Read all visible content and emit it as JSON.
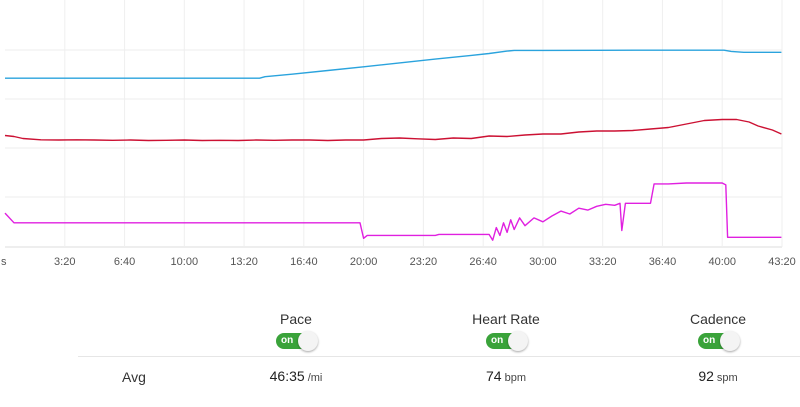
{
  "chart_data": {
    "type": "line",
    "x_axis": {
      "ticks": [
        "s",
        "3:20",
        "6:40",
        "10:00",
        "13:20",
        "16:40",
        "20:00",
        "23:20",
        "26:40",
        "30:00",
        "33:20",
        "36:40",
        "40:00",
        "43:20"
      ]
    },
    "grid": true,
    "series": [
      {
        "color": "#2aa3dd",
        "points": [
          [
            0,
            0.77
          ],
          [
            2,
            0.77
          ],
          [
            6,
            0.77
          ],
          [
            10,
            0.77
          ],
          [
            13.3,
            0.77
          ],
          [
            14.2,
            0.77
          ],
          [
            14.5,
            0.755
          ],
          [
            16,
            0.728
          ],
          [
            18,
            0.69
          ],
          [
            20,
            0.65
          ],
          [
            22,
            0.61
          ],
          [
            24,
            0.57
          ],
          [
            26,
            0.53
          ],
          [
            27,
            0.51
          ],
          [
            28,
            0.485
          ],
          [
            28.4,
            0.478
          ],
          [
            30,
            0.478
          ],
          [
            33,
            0.477
          ],
          [
            36,
            0.476
          ],
          [
            40.1,
            0.476
          ],
          [
            40.5,
            0.488
          ],
          [
            41.2,
            0.498
          ],
          [
            43.3,
            0.498
          ]
        ]
      },
      {
        "color": "#cc1133",
        "points": [
          [
            0,
            0.71
          ],
          [
            0.5,
            0.73
          ],
          [
            1,
            0.77
          ],
          [
            2,
            0.795
          ],
          [
            3,
            0.8
          ],
          [
            4,
            0.795
          ],
          [
            5,
            0.8
          ],
          [
            6,
            0.805
          ],
          [
            7,
            0.8
          ],
          [
            8,
            0.81
          ],
          [
            9,
            0.805
          ],
          [
            10,
            0.8
          ],
          [
            11,
            0.81
          ],
          [
            12,
            0.805
          ],
          [
            13,
            0.81
          ],
          [
            14,
            0.8
          ],
          [
            15,
            0.805
          ],
          [
            16,
            0.8
          ],
          [
            17,
            0.8
          ],
          [
            18,
            0.81
          ],
          [
            19,
            0.8
          ],
          [
            20,
            0.8
          ],
          [
            21,
            0.77
          ],
          [
            22,
            0.76
          ],
          [
            23,
            0.775
          ],
          [
            24,
            0.79
          ],
          [
            25,
            0.76
          ],
          [
            26,
            0.77
          ],
          [
            27,
            0.72
          ],
          [
            28,
            0.73
          ],
          [
            29,
            0.7
          ],
          [
            30,
            0.68
          ],
          [
            31,
            0.68
          ],
          [
            32,
            0.64
          ],
          [
            33,
            0.62
          ],
          [
            34,
            0.62
          ],
          [
            35,
            0.61
          ],
          [
            36,
            0.58
          ],
          [
            37,
            0.55
          ],
          [
            38,
            0.48
          ],
          [
            39,
            0.41
          ],
          [
            40,
            0.39
          ],
          [
            40.8,
            0.39
          ],
          [
            41.5,
            0.44
          ],
          [
            42,
            0.52
          ],
          [
            42.8,
            0.6
          ],
          [
            43.3,
            0.68
          ]
        ]
      },
      {
        "color": "#e020e0",
        "points": [
          [
            0,
            0.65
          ],
          [
            0.5,
            0.75
          ],
          [
            1,
            0.75
          ],
          [
            5,
            0.75
          ],
          [
            10,
            0.75
          ],
          [
            15,
            0.75
          ],
          [
            19.8,
            0.75
          ],
          [
            20,
            0.91
          ],
          [
            20.2,
            0.88
          ],
          [
            21,
            0.88
          ],
          [
            22,
            0.88
          ],
          [
            24,
            0.88
          ],
          [
            24.2,
            0.87
          ],
          [
            26,
            0.87
          ],
          [
            27,
            0.87
          ],
          [
            27.2,
            0.93
          ],
          [
            27.4,
            0.8
          ],
          [
            27.6,
            0.88
          ],
          [
            27.8,
            0.75
          ],
          [
            28,
            0.85
          ],
          [
            28.2,
            0.72
          ],
          [
            28.4,
            0.82
          ],
          [
            28.7,
            0.7
          ],
          [
            29,
            0.78
          ],
          [
            29.5,
            0.7
          ],
          [
            30,
            0.74
          ],
          [
            30.5,
            0.68
          ],
          [
            31,
            0.63
          ],
          [
            31.5,
            0.66
          ],
          [
            32,
            0.6
          ],
          [
            32.5,
            0.62
          ],
          [
            33,
            0.58
          ],
          [
            33.5,
            0.56
          ],
          [
            34,
            0.57
          ],
          [
            34.3,
            0.55
          ],
          [
            34.4,
            0.83
          ],
          [
            34.6,
            0.55
          ],
          [
            35,
            0.55
          ],
          [
            35.5,
            0.55
          ],
          [
            36,
            0.55
          ],
          [
            36.2,
            0.35
          ],
          [
            37,
            0.35
          ],
          [
            38,
            0.34
          ],
          [
            39,
            0.34
          ],
          [
            40,
            0.34
          ],
          [
            40.2,
            0.36
          ],
          [
            40.3,
            0.9
          ],
          [
            41,
            0.9
          ],
          [
            42,
            0.9
          ],
          [
            43.3,
            0.9
          ]
        ]
      }
    ]
  },
  "metrics": [
    {
      "title": "Pace",
      "toggle": "on",
      "avg_value": "46:35",
      "avg_unit": "/mi"
    },
    {
      "title": "Heart Rate",
      "toggle": "on",
      "avg_value": "74",
      "avg_unit": "bpm"
    },
    {
      "title": "Cadence",
      "toggle": "on",
      "avg_value": "92",
      "avg_unit": "spm"
    }
  ],
  "row_label": "Avg"
}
+--
Set task ▸
Search the data for the word "title" and copy each line where it appears.

Answer ▸
      "title": "Pace",
      "title": "Heart Rate",
      "title": "Cadence",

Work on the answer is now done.